How many of the lines below hold the word "Прочие"? Answer only with the number.

—————

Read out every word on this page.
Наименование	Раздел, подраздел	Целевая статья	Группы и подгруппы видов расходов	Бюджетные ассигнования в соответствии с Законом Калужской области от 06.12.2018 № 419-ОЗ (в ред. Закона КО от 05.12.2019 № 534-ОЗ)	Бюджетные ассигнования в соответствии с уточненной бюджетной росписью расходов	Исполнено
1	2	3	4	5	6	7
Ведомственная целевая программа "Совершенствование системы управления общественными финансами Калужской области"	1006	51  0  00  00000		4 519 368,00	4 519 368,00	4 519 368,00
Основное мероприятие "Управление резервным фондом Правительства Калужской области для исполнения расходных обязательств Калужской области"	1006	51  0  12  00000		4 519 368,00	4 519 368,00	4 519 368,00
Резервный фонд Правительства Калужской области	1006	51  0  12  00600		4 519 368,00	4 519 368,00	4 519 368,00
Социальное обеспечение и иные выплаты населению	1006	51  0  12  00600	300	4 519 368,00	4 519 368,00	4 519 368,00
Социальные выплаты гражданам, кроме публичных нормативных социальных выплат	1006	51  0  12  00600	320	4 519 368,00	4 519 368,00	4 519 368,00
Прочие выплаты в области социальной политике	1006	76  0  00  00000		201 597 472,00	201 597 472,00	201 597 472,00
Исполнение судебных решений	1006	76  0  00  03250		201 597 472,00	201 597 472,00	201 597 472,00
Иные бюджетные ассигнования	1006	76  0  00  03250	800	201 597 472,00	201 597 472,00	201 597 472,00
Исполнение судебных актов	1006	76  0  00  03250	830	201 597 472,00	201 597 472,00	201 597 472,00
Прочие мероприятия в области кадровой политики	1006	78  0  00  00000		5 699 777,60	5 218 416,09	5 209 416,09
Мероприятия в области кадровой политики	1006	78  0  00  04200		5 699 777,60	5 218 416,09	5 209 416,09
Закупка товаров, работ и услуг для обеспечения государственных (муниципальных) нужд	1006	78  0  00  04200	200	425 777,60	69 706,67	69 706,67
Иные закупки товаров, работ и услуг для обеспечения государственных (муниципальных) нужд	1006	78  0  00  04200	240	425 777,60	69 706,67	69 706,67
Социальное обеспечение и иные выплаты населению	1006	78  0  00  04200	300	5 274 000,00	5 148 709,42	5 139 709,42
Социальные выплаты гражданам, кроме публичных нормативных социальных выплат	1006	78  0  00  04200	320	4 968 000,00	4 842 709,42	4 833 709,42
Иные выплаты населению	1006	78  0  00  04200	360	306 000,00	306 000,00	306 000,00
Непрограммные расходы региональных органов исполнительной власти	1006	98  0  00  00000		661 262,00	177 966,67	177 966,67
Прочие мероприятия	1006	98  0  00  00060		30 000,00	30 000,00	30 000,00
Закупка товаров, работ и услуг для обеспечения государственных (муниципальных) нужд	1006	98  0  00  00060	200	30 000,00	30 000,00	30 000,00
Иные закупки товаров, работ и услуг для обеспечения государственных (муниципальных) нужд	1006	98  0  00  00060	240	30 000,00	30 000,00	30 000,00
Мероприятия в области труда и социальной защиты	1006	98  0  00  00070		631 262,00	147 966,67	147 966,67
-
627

—————

→ **Result for this task**
3